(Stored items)
Start
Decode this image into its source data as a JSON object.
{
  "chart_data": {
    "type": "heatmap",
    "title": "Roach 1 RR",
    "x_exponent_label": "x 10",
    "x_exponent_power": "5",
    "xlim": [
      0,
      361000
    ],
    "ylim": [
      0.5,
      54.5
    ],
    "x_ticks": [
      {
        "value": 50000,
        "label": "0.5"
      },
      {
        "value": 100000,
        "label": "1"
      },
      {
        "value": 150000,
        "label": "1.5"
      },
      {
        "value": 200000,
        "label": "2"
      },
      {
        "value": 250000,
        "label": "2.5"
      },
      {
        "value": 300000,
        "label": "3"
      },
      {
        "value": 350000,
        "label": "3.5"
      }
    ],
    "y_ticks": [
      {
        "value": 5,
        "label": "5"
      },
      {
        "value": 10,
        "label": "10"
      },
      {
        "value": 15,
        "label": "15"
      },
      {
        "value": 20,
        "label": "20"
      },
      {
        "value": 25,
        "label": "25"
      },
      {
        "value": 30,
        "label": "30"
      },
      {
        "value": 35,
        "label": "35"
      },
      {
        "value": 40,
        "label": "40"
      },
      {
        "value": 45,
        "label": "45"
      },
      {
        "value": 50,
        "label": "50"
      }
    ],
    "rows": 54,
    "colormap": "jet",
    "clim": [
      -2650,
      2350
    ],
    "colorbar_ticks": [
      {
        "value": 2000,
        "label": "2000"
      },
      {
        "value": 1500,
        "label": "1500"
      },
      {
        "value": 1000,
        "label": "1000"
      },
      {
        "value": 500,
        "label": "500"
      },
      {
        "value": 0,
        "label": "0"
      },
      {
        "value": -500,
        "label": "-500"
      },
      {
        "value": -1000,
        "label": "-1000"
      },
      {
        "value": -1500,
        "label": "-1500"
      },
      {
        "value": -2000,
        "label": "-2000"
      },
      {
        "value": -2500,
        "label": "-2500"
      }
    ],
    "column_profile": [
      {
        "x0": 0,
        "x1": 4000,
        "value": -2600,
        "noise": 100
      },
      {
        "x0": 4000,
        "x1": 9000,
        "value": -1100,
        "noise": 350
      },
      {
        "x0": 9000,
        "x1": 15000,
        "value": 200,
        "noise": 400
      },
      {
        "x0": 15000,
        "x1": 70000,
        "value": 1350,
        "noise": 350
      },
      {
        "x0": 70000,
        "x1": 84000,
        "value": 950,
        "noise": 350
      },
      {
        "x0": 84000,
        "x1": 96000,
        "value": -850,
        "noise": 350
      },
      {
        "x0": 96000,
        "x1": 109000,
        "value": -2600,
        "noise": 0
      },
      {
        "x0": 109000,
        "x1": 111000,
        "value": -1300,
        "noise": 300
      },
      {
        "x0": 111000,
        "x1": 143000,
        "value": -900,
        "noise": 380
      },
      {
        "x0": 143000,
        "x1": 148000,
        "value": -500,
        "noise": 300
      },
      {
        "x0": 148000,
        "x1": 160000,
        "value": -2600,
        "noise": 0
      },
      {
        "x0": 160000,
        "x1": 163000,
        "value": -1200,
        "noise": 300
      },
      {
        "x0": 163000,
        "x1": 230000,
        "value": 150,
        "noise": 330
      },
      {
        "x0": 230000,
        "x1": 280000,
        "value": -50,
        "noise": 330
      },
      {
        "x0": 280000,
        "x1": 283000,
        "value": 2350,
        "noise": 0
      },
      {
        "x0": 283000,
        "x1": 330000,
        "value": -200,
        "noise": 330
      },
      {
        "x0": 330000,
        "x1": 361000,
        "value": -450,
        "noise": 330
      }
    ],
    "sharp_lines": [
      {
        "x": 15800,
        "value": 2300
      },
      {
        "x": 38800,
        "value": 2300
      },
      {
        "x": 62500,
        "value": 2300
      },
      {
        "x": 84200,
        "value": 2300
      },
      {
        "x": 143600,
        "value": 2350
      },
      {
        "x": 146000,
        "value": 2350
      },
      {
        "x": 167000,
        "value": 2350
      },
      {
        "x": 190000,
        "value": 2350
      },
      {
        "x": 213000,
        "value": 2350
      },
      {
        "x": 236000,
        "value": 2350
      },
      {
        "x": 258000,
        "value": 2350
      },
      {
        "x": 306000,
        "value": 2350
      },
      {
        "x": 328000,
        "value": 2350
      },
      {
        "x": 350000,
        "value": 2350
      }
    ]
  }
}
End
**TASK DETAILS:** Extract all of the material exactly as it is written.

**EXERCISE RESPONSE:**
Decode this image into its source data as a JSON object.
{
  "chart_data": {
    "type": "heatmap",
    "title": "Roach 1 RR",
    "x_exponent_label": "x 10",
    "x_exponent_power": "5",
    "xlim": [
      0,
      361000
    ],
    "ylim": [
      0.5,
      54.5
    ],
    "x_ticks": [
      {
        "value": 50000,
        "label": "0.5"
      },
      {
        "value": 100000,
        "label": "1"
      },
      {
        "value": 150000,
        "label": "1.5"
      },
      {
        "value": 200000,
        "label": "2"
      },
      {
        "value": 250000,
        "label": "2.5"
      },
      {
        "value": 300000,
        "label": "3"
      },
      {
        "value": 350000,
        "label": "3.5"
      }
    ],
    "y_ticks": [
      {
        "value": 5,
        "label": "5"
      },
      {
        "value": 10,
        "label": "10"
      },
      {
        "value": 15,
        "label": "15"
      },
      {
        "value": 20,
        "label": "20"
      },
      {
        "value": 25,
        "label": "25"
      },
      {
        "value": 30,
        "label": "30"
      },
      {
        "value": 35,
        "label": "35"
      },
      {
        "value": 40,
        "label": "40"
      },
      {
        "value": 45,
        "label": "45"
      },
      {
        "value": 50,
        "label": "50"
      }
    ],
    "rows": 54,
    "colormap": "jet",
    "clim": [
      -2650,
      2350
    ],
    "colorbar_ticks": [
      {
        "value": 2000,
        "label": "2000"
      },
      {
        "value": 1500,
        "label": "1500"
      },
      {
        "value": 1000,
        "label": "1000"
      },
      {
        "value": 500,
        "label": "500"
      },
      {
        "value": 0,
        "label": "0"
      },
      {
        "value": -500,
        "label": "-500"
      },
      {
        "value": -1000,
        "label": "-1000"
      },
      {
        "value": -1500,
        "label": "-1500"
      },
      {
        "value": -2000,
        "label": "-2000"
      },
      {
        "value": -2500,
        "label": "-2500"
      }
    ],
    "column_profile": [
      {
        "x0": 0,
        "x1": 4000,
        "value": -2600,
        "noise": 100
      },
      {
        "x0": 4000,
        "x1": 9000,
        "value": -1100,
        "noise": 350
      },
      {
        "x0": 9000,
        "x1": 15000,
        "value": 200,
        "noise": 400
      },
      {
        "x0": 15000,
        "x1": 70000,
        "value": 1350,
        "noise": 350
      },
      {
        "x0": 70000,
        "x1": 84000,
        "value": 950,
        "noise": 350
      },
      {
        "x0": 84000,
        "x1": 96000,
        "value": -850,
        "noise": 350
      },
      {
        "x0": 96000,
        "x1": 109000,
        "value": -2600,
        "noise": 0
      },
      {
        "x0": 109000,
        "x1": 111000,
        "value": -1300,
        "noise": 300
      },
      {
        "x0": 111000,
        "x1": 143000,
        "value": -900,
        "noise": 380
      },
      {
        "x0": 143000,
        "x1": 148000,
        "value": -500,
        "noise": 300
      },
      {
        "x0": 148000,
        "x1": 160000,
        "value": -2600,
        "noise": 0
      },
      {
        "x0": 160000,
        "x1": 163000,
        "value": -1200,
        "noise": 300
      },
      {
        "x0": 163000,
        "x1": 230000,
        "value": 150,
        "noise": 330
      },
      {
        "x0": 230000,
        "x1": 280000,
        "value": -50,
        "noise": 330
      },
      {
        "x0": 280000,
        "x1": 283000,
        "value": 2350,
        "noise": 0
      },
      {
        "x0": 283000,
        "x1": 330000,
        "value": -200,
        "noise": 330
      },
      {
        "x0": 330000,
        "x1": 361000,
        "value": -450,
        "noise": 330
      }
    ],
    "sharp_lines": [
      {
        "x": 15800,
        "value": 2300
      },
      {
        "x": 38800,
        "value": 2300
      },
      {
        "x": 62500,
        "value": 2300
      },
      {
        "x": 84200,
        "value": 2300
      },
      {
        "x": 143600,
        "value": 2350
      },
      {
        "x": 146000,
        "value": 2350
      },
      {
        "x": 167000,
        "value": 2350
      },
      {
        "x": 190000,
        "value": 2350
      },
      {
        "x": 213000,
        "value": 2350
      },
      {
        "x": 236000,
        "value": 2350
      },
      {
        "x": 258000,
        "value": 2350
      },
      {
        "x": 306000,
        "value": 2350
      },
      {
        "x": 328000,
        "value": 2350
      },
      {
        "x": 350000,
        "value": 2350
      }
    ]
  }
}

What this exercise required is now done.